▶ Requirement
Answer these questions from the cybersecurity news roundup:
1. What type of information does the FireEye report say APT39 is going after?
2. Which four countries did US Intelligence Community leaders single out in their Senate testimony?
3. Which Cisco routers did last week's patches cover?

Text segment: Begin

A new report by FireEye on Iran's APT39 discerns a disturbing new interest of the Islamic Republic's hacking unit: it's going after personally identifiable information. This is said to be unusual for Iranian state-directed actors, who've hitherto concentrated on other objectives, like trade secrets, state secrets, and access to infrastructure.
Reuters reports on a UAE program to intercept iPhone traffic.
US Intelligence Community leaders yesterday testified before the Senate about the threat landscape. Cyber threats figured prominently, the Washington Post says. Russia, China, Iran, and North Korea were specifically singled out as aggressive and dangerous, and as having significantly increased their cyber capabilities. Criminal or terrorist activity in cyberspace is a less serious problem, although the testimony did note growing systematic and opportunistic collaboration between nation-states and criminal groups.
Last week Cisco issued patches for its Small Business RV320 and RV325 dual gigabit WAN VPN routers. Attackers are currently scanning actively for unpatched routers, SC Magazine reports. Exploit code has been published, and users should patch.

Text segment: End
Records shown: Begin

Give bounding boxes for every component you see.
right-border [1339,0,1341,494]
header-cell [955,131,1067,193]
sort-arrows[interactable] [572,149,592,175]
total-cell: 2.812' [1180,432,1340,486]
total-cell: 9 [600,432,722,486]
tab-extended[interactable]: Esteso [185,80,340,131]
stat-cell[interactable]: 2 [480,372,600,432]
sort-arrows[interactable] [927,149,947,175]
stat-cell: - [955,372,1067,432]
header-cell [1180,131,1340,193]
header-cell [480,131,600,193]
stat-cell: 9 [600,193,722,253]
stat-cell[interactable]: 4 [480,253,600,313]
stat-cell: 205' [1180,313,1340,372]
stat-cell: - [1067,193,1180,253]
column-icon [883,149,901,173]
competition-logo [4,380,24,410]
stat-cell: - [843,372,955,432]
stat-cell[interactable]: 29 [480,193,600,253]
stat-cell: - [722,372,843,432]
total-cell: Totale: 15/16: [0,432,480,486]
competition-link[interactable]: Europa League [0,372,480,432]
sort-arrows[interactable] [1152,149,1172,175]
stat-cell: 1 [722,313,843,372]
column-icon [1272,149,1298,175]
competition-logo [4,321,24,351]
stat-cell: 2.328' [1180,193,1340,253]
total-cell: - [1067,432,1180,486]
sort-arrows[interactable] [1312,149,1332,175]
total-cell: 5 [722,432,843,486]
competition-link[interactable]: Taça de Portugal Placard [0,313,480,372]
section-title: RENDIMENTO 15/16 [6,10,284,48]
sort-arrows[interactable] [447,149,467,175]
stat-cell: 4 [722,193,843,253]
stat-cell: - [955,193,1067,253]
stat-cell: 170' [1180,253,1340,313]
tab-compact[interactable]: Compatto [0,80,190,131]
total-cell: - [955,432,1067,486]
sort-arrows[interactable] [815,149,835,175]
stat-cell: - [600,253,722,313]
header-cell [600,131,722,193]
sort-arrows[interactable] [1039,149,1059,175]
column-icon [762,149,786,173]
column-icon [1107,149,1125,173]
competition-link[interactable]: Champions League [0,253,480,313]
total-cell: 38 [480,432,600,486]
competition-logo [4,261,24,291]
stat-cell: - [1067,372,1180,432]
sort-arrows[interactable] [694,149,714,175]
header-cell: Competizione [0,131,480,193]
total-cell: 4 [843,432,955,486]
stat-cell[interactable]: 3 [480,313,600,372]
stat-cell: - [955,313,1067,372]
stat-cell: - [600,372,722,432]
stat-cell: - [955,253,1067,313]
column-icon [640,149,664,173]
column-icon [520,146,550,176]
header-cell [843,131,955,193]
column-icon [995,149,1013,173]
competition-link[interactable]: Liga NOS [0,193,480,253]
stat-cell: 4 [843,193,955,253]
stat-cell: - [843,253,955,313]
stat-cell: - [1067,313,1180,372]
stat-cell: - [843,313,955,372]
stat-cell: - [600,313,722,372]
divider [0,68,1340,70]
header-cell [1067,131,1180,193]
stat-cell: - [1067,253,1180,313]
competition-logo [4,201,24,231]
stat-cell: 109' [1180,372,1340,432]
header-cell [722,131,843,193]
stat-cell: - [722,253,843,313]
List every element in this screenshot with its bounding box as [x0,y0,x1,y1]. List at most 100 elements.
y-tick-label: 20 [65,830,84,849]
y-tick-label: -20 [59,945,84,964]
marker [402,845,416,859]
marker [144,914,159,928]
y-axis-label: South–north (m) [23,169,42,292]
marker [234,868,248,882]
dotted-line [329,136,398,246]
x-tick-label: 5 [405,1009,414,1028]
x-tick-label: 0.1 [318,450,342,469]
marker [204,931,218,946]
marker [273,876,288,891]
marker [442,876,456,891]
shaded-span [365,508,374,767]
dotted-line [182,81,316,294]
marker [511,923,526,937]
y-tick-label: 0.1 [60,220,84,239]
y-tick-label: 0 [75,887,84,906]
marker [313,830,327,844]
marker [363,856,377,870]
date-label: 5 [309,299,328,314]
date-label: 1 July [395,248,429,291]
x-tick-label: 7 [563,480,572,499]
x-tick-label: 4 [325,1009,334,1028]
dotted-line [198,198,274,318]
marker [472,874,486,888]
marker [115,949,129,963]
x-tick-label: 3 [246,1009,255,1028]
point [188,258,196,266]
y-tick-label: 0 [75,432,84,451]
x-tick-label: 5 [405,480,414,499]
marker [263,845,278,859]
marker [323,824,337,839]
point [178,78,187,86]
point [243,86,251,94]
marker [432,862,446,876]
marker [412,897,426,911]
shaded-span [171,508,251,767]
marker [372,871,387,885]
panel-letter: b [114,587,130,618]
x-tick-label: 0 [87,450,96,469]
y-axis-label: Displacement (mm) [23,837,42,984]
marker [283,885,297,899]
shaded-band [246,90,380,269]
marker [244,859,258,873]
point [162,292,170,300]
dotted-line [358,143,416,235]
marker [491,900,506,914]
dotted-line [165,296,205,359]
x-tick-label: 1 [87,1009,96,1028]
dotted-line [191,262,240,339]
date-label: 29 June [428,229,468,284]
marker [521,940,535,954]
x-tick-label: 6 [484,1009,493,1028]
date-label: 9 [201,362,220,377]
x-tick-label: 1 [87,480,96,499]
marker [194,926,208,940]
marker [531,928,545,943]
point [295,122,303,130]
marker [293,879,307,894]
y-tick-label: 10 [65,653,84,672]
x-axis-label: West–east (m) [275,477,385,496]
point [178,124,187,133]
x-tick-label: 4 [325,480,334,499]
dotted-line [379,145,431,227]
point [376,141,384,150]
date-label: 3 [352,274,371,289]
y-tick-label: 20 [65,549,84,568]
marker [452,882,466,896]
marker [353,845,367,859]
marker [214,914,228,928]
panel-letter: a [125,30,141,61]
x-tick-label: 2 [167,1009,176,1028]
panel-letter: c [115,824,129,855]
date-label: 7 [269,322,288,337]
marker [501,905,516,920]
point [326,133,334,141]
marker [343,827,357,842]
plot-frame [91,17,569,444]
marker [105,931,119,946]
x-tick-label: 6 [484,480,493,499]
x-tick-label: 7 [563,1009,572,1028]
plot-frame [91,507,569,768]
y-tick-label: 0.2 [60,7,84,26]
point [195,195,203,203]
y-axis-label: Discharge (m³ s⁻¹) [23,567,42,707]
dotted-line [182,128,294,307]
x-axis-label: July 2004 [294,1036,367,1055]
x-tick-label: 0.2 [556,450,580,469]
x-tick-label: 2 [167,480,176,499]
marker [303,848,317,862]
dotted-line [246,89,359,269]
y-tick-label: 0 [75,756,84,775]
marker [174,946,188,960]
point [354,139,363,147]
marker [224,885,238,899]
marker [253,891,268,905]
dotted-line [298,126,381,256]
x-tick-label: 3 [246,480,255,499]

Records shown: End

▶ Final answer
1. Personally identifiable information.
2. Russia, China, Iran, and North Korea.
3. The Small Business RV320 and RV325 dual gigabit WAN VPN routers.